> _Goal of the exercise_
Copy the data precisely, character for character, and leave out every picture.

Records from a dataset:
--------------------

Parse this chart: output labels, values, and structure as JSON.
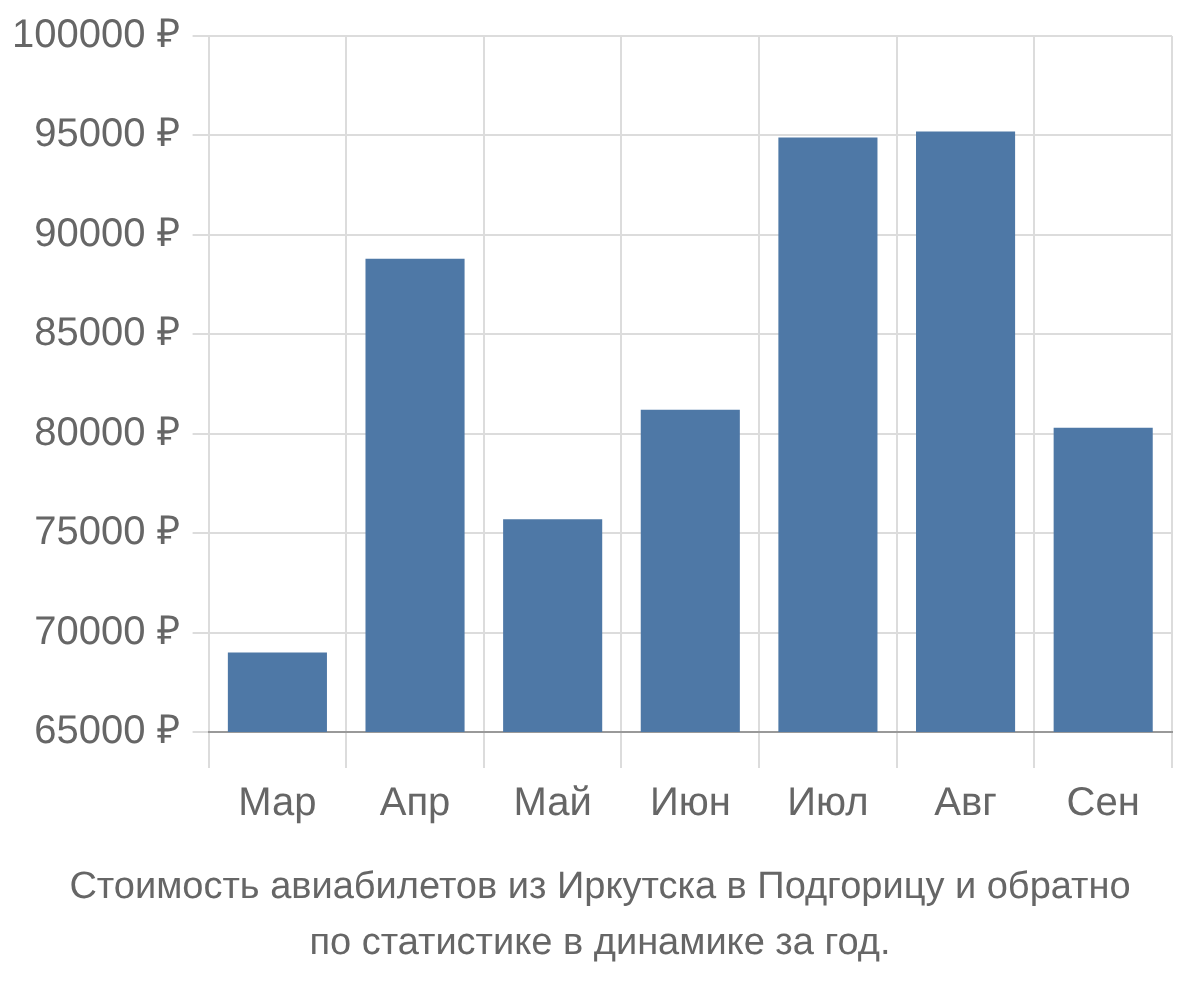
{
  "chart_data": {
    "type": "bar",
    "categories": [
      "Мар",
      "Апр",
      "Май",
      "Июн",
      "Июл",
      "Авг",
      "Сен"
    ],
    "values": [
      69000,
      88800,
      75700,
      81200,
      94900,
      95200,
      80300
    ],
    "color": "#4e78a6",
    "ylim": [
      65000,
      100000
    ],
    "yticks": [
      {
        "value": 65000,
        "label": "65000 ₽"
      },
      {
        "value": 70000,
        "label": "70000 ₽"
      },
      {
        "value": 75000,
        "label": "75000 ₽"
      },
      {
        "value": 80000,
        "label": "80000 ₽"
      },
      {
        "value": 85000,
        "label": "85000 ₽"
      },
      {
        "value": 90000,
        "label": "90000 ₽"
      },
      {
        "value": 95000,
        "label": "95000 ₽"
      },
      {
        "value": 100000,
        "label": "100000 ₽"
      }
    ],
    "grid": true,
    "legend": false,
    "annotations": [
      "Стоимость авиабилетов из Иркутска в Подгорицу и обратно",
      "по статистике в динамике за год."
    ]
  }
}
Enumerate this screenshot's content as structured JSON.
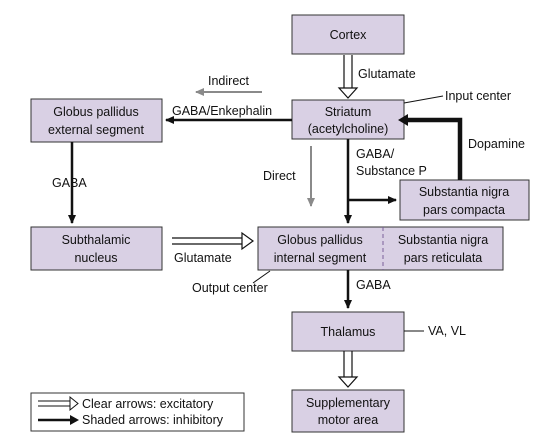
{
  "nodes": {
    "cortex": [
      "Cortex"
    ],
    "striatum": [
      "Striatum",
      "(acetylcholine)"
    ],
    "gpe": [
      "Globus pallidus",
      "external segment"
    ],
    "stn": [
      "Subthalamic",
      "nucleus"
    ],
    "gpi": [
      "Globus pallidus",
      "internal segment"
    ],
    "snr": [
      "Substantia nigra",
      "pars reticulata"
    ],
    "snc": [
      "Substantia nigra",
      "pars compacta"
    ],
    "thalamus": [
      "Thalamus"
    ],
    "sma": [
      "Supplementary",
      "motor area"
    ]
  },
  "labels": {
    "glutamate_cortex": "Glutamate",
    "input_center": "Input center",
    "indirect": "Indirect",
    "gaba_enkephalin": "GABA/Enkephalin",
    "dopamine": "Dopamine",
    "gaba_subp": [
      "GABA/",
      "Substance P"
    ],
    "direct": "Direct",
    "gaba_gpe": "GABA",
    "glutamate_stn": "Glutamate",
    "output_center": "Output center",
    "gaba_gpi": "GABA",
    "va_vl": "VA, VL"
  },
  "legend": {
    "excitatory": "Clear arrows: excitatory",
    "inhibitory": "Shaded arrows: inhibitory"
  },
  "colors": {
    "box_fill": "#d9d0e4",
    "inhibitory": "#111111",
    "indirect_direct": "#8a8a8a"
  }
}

--------------------

> _Correct result_
Parse this chart: output labels, values, and structure as JSON.
{
  "chart_data": {
    "type": "bar",
    "categories": [
      "Мар",
      "Апр",
      "Май",
      "Июн",
      "Июл",
      "Авг",
      "Сен"
    ],
    "values": [
      69000,
      88800,
      75700,
      81200,
      94900,
      95200,
      80300
    ],
    "color": "#4e78a6",
    "ylim": [
      65000,
      100000
    ],
    "yticks": [
      {
        "value": 65000,
        "label": "65000 ₽"
      },
      {
        "value": 70000,
        "label": "70000 ₽"
      },
      {
        "value": 75000,
        "label": "75000 ₽"
      },
      {
        "value": 80000,
        "label": "80000 ₽"
      },
      {
        "value": 85000,
        "label": "85000 ₽"
      },
      {
        "value": 90000,
        "label": "90000 ₽"
      },
      {
        "value": 95000,
        "label": "95000 ₽"
      },
      {
        "value": 100000,
        "label": "100000 ₽"
      }
    ],
    "grid": true,
    "legend": false,
    "annotations": [
      "Стоимость авиабилетов из Иркутска в Подгорицу и обратно",
      "по статистике в динамике за год."
    ]
  }
}
Enumerate this screenshot's content as structured JSON.
{
  "nodes": {
    "cortex": [
      "Cortex"
    ],
    "striatum": [
      "Striatum",
      "(acetylcholine)"
    ],
    "gpe": [
      "Globus pallidus",
      "external segment"
    ],
    "stn": [
      "Subthalamic",
      "nucleus"
    ],
    "gpi": [
      "Globus pallidus",
      "internal segment"
    ],
    "snr": [
      "Substantia nigra",
      "pars reticulata"
    ],
    "snc": [
      "Substantia nigra",
      "pars compacta"
    ],
    "thalamus": [
      "Thalamus"
    ],
    "sma": [
      "Supplementary",
      "motor area"
    ]
  },
  "labels": {
    "glutamate_cortex": "Glutamate",
    "input_center": "Input center",
    "indirect": "Indirect",
    "gaba_enkephalin": "GABA/Enkephalin",
    "dopamine": "Dopamine",
    "gaba_subp": [
      "GABA/",
      "Substance P"
    ],
    "direct": "Direct",
    "gaba_gpe": "GABA",
    "glutamate_stn": "Glutamate",
    "output_center": "Output center",
    "gaba_gpi": "GABA",
    "va_vl": "VA, VL"
  },
  "legend": {
    "excitatory": "Clear arrows: excitatory",
    "inhibitory": "Shaded arrows: inhibitory"
  },
  "colors": {
    "box_fill": "#d9d0e4",
    "inhibitory": "#111111",
    "indirect_direct": "#8a8a8a"
  }
}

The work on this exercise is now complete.